Instructions for the task ->
Copy out every line of the records below, starting with the line that contains "y-tick-label: 10 (349, 350, 366, 367)" and continuing down to the line that contains "y-tick-label: 30 (349, 160, 366, 177)", including both of those lines.

Material for this task ->
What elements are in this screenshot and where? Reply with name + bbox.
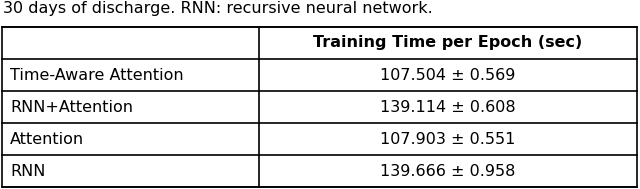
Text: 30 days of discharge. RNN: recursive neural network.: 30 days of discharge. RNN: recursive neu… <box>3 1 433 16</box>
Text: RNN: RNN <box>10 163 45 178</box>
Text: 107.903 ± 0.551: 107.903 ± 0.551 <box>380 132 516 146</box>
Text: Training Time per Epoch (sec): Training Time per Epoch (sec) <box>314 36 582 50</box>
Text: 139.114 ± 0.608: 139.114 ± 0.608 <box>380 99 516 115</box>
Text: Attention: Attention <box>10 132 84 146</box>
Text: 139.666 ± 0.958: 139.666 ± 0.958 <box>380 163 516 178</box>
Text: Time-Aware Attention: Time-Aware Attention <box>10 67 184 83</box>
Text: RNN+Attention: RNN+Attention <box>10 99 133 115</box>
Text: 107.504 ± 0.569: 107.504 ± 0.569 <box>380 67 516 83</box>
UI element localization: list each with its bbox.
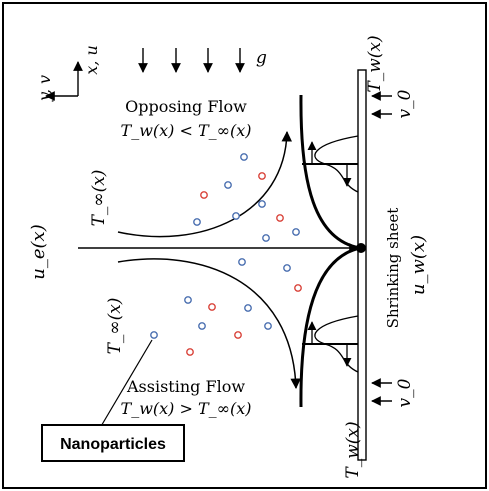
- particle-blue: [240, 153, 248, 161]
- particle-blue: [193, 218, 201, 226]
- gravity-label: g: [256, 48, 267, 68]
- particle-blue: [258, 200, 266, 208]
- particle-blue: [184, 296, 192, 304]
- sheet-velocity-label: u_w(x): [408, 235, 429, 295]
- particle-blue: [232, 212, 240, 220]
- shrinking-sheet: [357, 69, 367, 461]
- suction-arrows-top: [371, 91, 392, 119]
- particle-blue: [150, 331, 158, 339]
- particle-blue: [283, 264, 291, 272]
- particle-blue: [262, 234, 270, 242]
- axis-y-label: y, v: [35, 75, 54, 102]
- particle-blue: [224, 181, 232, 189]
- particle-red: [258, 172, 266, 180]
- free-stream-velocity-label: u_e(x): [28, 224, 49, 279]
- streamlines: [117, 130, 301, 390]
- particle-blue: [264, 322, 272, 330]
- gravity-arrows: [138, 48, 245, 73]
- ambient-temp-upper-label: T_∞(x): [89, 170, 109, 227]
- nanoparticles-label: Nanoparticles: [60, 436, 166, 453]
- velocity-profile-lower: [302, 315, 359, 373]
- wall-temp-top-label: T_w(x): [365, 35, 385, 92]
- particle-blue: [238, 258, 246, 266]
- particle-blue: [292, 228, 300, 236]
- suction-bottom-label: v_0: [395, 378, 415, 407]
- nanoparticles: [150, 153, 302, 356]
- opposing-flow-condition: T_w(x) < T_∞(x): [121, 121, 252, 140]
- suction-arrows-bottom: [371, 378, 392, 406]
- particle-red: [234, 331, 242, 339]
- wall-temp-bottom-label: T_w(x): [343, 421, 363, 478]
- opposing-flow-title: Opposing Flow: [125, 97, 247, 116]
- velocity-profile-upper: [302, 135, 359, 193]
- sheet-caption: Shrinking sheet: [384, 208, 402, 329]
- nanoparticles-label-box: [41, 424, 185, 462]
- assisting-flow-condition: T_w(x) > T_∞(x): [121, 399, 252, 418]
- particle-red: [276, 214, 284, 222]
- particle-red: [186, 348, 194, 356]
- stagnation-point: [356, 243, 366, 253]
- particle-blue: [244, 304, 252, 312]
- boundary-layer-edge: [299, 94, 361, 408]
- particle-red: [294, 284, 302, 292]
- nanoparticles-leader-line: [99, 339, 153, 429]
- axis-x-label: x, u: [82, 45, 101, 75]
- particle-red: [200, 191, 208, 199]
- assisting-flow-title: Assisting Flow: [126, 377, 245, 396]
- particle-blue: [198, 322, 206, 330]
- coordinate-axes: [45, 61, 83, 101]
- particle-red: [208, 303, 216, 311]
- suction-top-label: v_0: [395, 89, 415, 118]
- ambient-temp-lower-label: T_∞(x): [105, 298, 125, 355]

---

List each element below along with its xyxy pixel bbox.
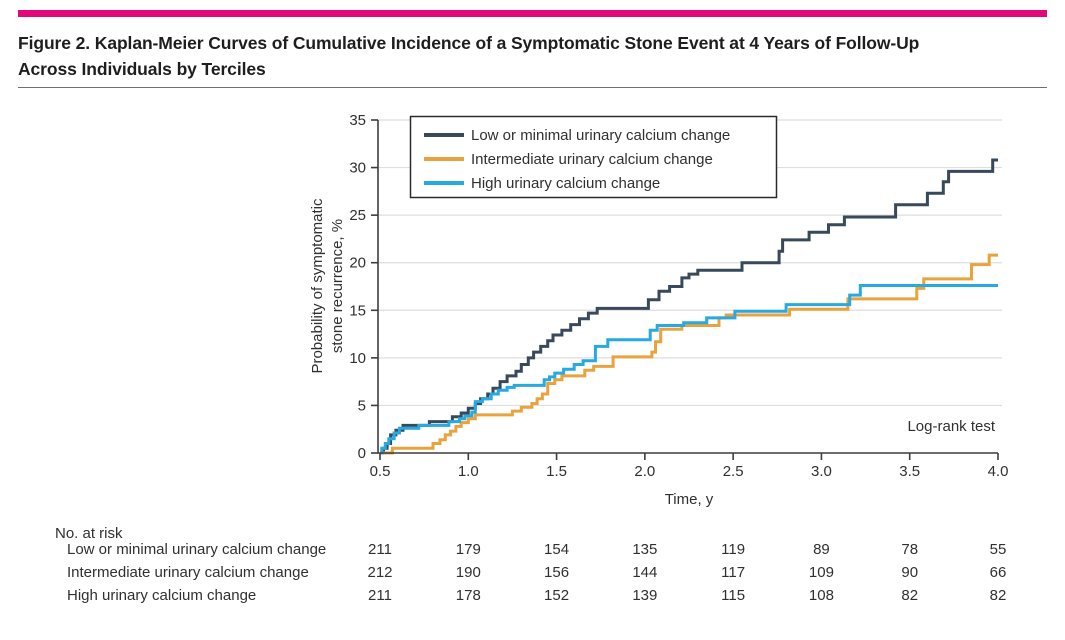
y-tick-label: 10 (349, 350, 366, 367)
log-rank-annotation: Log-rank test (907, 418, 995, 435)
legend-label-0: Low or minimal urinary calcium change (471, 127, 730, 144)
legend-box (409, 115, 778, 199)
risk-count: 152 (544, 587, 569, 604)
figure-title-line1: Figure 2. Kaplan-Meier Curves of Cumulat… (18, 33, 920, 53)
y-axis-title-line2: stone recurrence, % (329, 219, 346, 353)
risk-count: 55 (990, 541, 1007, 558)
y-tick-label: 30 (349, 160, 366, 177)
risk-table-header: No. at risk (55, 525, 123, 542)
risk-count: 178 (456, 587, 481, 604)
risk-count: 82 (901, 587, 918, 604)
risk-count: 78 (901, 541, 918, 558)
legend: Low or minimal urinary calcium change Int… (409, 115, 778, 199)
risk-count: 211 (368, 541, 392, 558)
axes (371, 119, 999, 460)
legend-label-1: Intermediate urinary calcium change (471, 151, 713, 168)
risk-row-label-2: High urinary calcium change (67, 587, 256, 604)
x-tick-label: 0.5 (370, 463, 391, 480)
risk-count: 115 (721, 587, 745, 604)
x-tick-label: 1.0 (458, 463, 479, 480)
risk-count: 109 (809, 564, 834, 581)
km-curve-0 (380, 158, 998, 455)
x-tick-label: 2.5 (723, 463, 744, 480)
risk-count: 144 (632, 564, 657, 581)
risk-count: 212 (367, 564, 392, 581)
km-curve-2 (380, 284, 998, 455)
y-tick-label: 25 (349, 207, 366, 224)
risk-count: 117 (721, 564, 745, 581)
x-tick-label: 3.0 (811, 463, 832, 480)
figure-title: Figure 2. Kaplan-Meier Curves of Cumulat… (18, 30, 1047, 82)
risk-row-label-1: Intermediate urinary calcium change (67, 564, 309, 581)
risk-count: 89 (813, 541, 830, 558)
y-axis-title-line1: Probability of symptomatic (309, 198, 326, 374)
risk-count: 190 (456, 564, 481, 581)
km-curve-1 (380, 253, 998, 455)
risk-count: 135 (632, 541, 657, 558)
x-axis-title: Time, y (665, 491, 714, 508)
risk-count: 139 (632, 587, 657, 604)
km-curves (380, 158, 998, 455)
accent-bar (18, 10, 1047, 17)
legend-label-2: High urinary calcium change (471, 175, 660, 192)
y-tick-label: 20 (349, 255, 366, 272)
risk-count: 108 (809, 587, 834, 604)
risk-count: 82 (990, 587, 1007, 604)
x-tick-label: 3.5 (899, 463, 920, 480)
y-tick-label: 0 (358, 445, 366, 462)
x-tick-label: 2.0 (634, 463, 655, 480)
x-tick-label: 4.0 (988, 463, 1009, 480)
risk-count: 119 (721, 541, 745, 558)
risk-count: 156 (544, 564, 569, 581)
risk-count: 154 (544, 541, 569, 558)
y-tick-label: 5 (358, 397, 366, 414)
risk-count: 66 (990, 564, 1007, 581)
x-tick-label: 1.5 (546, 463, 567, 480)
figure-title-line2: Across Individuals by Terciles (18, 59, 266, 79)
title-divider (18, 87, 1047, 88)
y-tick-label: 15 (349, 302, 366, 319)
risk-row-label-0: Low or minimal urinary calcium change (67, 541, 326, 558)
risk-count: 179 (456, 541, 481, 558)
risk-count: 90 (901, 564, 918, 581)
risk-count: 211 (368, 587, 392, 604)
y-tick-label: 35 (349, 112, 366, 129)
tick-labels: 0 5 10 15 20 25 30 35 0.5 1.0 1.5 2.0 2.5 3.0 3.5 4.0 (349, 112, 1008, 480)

--

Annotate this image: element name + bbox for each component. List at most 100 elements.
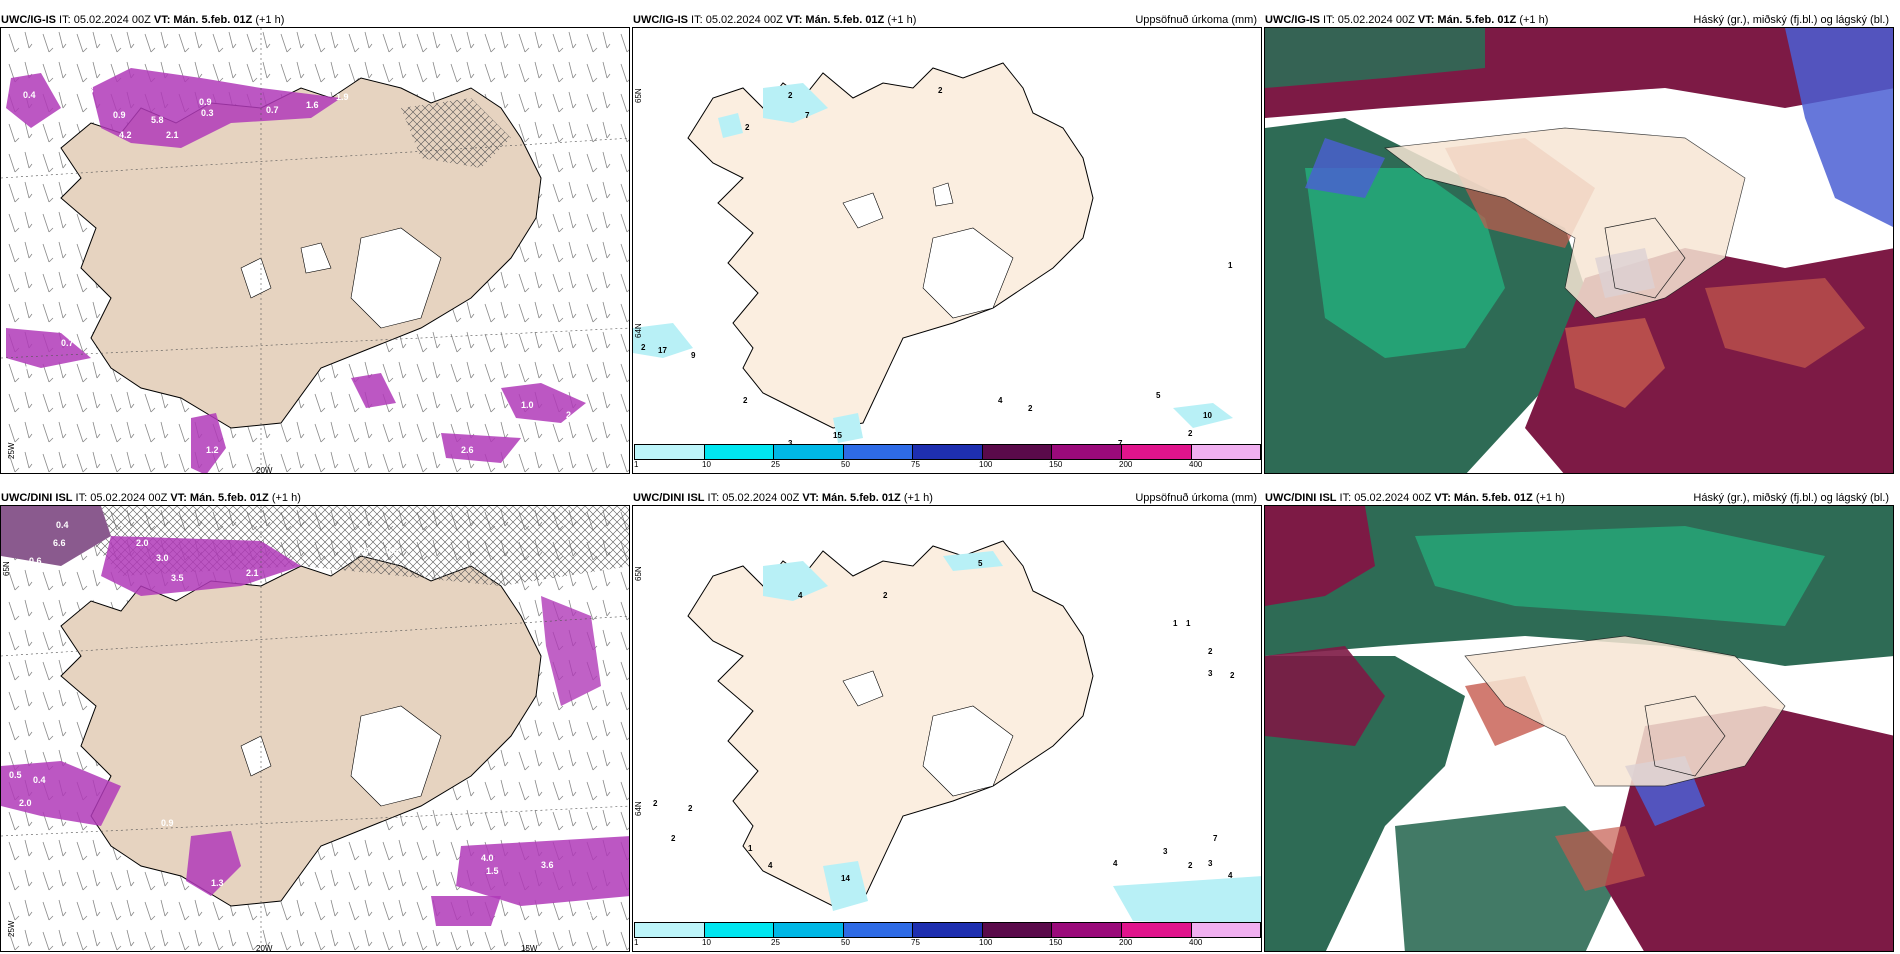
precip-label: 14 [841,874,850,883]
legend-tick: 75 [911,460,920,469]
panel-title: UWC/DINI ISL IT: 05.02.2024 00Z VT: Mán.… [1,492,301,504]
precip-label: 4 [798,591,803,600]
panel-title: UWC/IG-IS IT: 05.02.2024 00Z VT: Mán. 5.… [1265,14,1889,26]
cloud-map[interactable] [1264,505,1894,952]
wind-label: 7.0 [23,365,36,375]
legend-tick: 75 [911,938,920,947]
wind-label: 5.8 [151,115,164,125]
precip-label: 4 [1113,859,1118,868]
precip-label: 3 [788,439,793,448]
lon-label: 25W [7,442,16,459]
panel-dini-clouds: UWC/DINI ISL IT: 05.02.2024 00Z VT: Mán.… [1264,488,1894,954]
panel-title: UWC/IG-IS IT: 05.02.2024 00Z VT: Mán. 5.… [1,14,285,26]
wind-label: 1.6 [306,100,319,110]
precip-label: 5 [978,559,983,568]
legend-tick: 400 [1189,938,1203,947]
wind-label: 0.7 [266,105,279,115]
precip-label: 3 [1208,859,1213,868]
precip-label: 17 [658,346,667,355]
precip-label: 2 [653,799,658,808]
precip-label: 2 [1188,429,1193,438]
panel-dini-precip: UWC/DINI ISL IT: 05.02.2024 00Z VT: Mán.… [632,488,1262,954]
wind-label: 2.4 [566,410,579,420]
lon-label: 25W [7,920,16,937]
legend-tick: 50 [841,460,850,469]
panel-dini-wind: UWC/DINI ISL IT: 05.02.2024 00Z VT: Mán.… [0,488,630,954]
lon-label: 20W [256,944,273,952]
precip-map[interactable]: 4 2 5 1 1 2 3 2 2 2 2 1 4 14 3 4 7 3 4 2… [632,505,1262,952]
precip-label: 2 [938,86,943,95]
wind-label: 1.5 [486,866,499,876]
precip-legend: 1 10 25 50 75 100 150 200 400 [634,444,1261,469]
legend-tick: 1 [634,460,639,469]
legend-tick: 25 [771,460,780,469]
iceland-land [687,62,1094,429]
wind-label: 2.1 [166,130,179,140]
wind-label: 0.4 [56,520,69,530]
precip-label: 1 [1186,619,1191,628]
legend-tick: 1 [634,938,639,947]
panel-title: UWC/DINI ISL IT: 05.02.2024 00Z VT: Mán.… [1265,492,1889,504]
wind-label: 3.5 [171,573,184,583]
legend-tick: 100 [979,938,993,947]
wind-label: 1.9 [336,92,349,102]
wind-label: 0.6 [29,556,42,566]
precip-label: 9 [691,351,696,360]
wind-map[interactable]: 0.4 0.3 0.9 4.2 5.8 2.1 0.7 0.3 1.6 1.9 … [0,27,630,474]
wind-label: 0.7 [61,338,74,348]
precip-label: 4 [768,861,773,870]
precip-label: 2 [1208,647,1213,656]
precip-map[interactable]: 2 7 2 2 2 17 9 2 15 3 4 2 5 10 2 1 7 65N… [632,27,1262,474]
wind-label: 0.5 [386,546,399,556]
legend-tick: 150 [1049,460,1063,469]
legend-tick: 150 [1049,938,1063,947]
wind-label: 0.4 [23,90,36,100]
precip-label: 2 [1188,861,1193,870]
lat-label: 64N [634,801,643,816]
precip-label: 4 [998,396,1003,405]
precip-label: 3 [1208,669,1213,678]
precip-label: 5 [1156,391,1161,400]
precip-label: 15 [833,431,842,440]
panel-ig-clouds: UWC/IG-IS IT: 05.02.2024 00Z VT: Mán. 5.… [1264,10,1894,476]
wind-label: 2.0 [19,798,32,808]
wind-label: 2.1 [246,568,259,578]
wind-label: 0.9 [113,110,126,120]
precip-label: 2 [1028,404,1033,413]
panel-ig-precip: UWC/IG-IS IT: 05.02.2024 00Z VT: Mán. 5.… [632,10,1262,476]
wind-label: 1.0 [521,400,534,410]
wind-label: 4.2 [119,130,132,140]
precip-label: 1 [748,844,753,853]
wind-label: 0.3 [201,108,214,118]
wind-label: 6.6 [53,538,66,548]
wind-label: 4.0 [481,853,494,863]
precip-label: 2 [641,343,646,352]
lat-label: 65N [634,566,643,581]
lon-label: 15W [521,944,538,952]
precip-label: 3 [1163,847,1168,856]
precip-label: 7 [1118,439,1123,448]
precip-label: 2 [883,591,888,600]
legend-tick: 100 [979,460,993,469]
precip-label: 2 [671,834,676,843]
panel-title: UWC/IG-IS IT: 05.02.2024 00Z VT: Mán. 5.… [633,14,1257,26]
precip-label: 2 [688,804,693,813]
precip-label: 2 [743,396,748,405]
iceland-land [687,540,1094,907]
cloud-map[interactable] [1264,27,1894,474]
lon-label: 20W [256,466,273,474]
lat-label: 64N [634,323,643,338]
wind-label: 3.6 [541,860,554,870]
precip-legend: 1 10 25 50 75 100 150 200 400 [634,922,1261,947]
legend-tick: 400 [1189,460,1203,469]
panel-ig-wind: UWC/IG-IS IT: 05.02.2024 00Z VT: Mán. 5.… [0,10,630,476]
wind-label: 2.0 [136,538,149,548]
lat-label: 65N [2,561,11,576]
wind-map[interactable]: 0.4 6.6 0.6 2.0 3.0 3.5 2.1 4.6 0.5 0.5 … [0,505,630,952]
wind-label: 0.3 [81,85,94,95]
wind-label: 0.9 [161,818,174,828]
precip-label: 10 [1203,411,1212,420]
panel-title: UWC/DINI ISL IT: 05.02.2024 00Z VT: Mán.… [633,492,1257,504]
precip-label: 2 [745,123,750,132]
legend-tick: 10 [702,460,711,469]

Completed exercise ->
y-tick-label: 10 (349, 350, 366, 367)
log-rank-annotation: Log-rank test (907, 418, 995, 435)
legend-label-0: Low or minimal urinary calcium change (471, 127, 730, 144)
legend-box (409, 115, 778, 199)
risk-count: 152 (544, 587, 569, 604)
figure-title-line1: Figure 2. Kaplan-Meier Curves of Cumulat… (18, 33, 920, 53)
y-axis-title-line2: stone recurrence, % (329, 219, 346, 353)
risk-count: 55 (990, 541, 1007, 558)
y-tick-label: 30 (349, 160, 366, 177)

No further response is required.